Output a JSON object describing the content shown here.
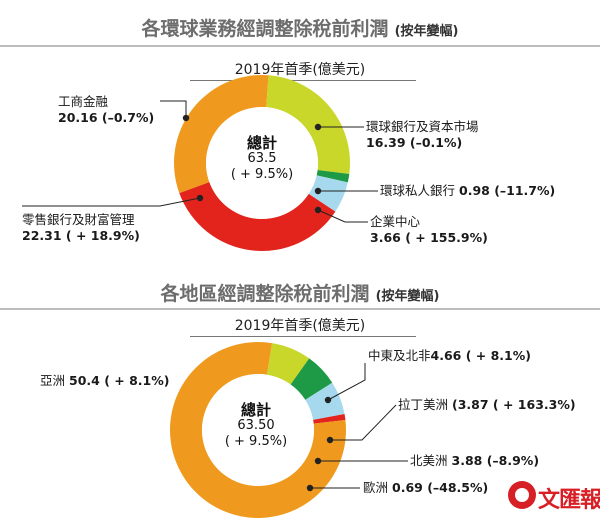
{
  "chart_data": [
    {
      "type": "pie",
      "title": "各環球業務經調整除稅前利潤",
      "title_note": "(按年變幅)",
      "subtitle": "2019年首季(億美元)",
      "center": {
        "label": "總計",
        "value": "63.5",
        "change": "( + 9.5%)"
      },
      "categories": [
        "工商金融",
        "環球銀行及資本市場",
        "環球私人銀行",
        "企業中心",
        "零售銀行及財富管理"
      ],
      "values": [
        20.16,
        16.39,
        0.98,
        3.66,
        22.31
      ],
      "changes": [
        "(–0.7%)",
        "(–0.1%)",
        "(–11.7%)",
        "( + 155.9%)",
        "( + 18.9%)"
      ],
      "colors": [
        "#ef9a1e",
        "#c9d62a",
        "#1e9a46",
        "#a7d9ee",
        "#e2241d"
      ]
    },
    {
      "type": "pie",
      "title": "各地區經調整除稅前利潤",
      "title_note": "(按年變幅)",
      "subtitle": "2019年首季(億美元)",
      "center": {
        "label": "總計",
        "value": "63.50",
        "change": "( + 9.5%)"
      },
      "categories": [
        "中東及北非",
        "拉丁美洲",
        "北美洲",
        "歐洲",
        "亞洲"
      ],
      "values": [
        4.66,
        3.87,
        3.88,
        0.69,
        50.4
      ],
      "changes": [
        "( + 8.1%)",
        "( + 163.3%)",
        "(–8.9%)",
        "(–48.5%)",
        "( + 8.1%)"
      ],
      "colors": [
        "#c9d62a",
        "#1e9a46",
        "#a7d9ee",
        "#e2241d",
        "#ef9a1e"
      ]
    }
  ],
  "labels": {
    "c1_gcb_name": "工商金融",
    "c1_gcb_val": "20.16 (–0.7%)",
    "c1_gbm_name": "環球銀行及資本市場",
    "c1_gbm_val": "16.39 (–0.1%)",
    "c1_gpb_name": "環球私人銀行",
    "c1_gpb_val": "0.98 (–11.7%)",
    "c1_corp_name": "企業中心",
    "c1_corp_val": "3.66 ( + 155.9%)",
    "c1_rbwm_name": "零售銀行及財富管理",
    "c1_rbwm_val": "22.31 ( + 18.9%)",
    "c2_asia_name": "亞洲",
    "c2_asia_val": "50.4 ( + 8.1%)",
    "c2_mena_name": "中東及北非",
    "c2_mena_val": "4.66 ( + 8.1%)",
    "c2_latam_name": "拉丁美洲",
    "c2_latam_val": "(3.87 ( + 163.3%)",
    "c2_na_name": "北美洲",
    "c2_na_val": "3.88 (–8.9%)",
    "c2_eu_name": "歐洲",
    "c2_eu_val": "0.69 (–48.5%)"
  },
  "logo": {
    "text": "文匯報",
    "icon": "wenweipo-logo-icon"
  }
}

■ PROBLEM STATEMENT ■
Every line above should be repeated exactly; pictures stay out of the copy.

■ SOLUTION FOR THIS PROBLEM ■
Output a JSON object describing the content shown here.
{
  "chart_data": [
    {
      "type": "pie",
      "title": "各環球業務經調整除稅前利潤",
      "title_note": "(按年變幅)",
      "subtitle": "2019年首季(億美元)",
      "center": {
        "label": "總計",
        "value": "63.5",
        "change": "( + 9.5%)"
      },
      "categories": [
        "工商金融",
        "環球銀行及資本市場",
        "環球私人銀行",
        "企業中心",
        "零售銀行及財富管理"
      ],
      "values": [
        20.16,
        16.39,
        0.98,
        3.66,
        22.31
      ],
      "changes": [
        "(–0.7%)",
        "(–0.1%)",
        "(–11.7%)",
        "( + 155.9%)",
        "( + 18.9%)"
      ],
      "colors": [
        "#ef9a1e",
        "#c9d62a",
        "#1e9a46",
        "#a7d9ee",
        "#e2241d"
      ]
    },
    {
      "type": "pie",
      "title": "各地區經調整除稅前利潤",
      "title_note": "(按年變幅)",
      "subtitle": "2019年首季(億美元)",
      "center": {
        "label": "總計",
        "value": "63.50",
        "change": "( + 9.5%)"
      },
      "categories": [
        "中東及北非",
        "拉丁美洲",
        "北美洲",
        "歐洲",
        "亞洲"
      ],
      "values": [
        4.66,
        3.87,
        3.88,
        0.69,
        50.4
      ],
      "changes": [
        "( + 8.1%)",
        "( + 163.3%)",
        "(–8.9%)",
        "(–48.5%)",
        "( + 8.1%)"
      ],
      "colors": [
        "#c9d62a",
        "#1e9a46",
        "#a7d9ee",
        "#e2241d",
        "#ef9a1e"
      ]
    }
  ],
  "labels": {
    "c1_gcb_name": "工商金融",
    "c1_gcb_val": "20.16 (–0.7%)",
    "c1_gbm_name": "環球銀行及資本市場",
    "c1_gbm_val": "16.39 (–0.1%)",
    "c1_gpb_name": "環球私人銀行",
    "c1_gpb_val": "0.98 (–11.7%)",
    "c1_corp_name": "企業中心",
    "c1_corp_val": "3.66 ( + 155.9%)",
    "c1_rbwm_name": "零售銀行及財富管理",
    "c1_rbwm_val": "22.31 ( + 18.9%)",
    "c2_asia_name": "亞洲",
    "c2_asia_val": "50.4 ( + 8.1%)",
    "c2_mena_name": "中東及北非",
    "c2_mena_val": "4.66 ( + 8.1%)",
    "c2_latam_name": "拉丁美洲",
    "c2_latam_val": "(3.87 ( + 163.3%)",
    "c2_na_name": "北美洲",
    "c2_na_val": "3.88 (–8.9%)",
    "c2_eu_name": "歐洲",
    "c2_eu_val": "0.69 (–48.5%)"
  },
  "logo": {
    "text": "文匯報",
    "icon": "wenweipo-logo-icon"
  }
}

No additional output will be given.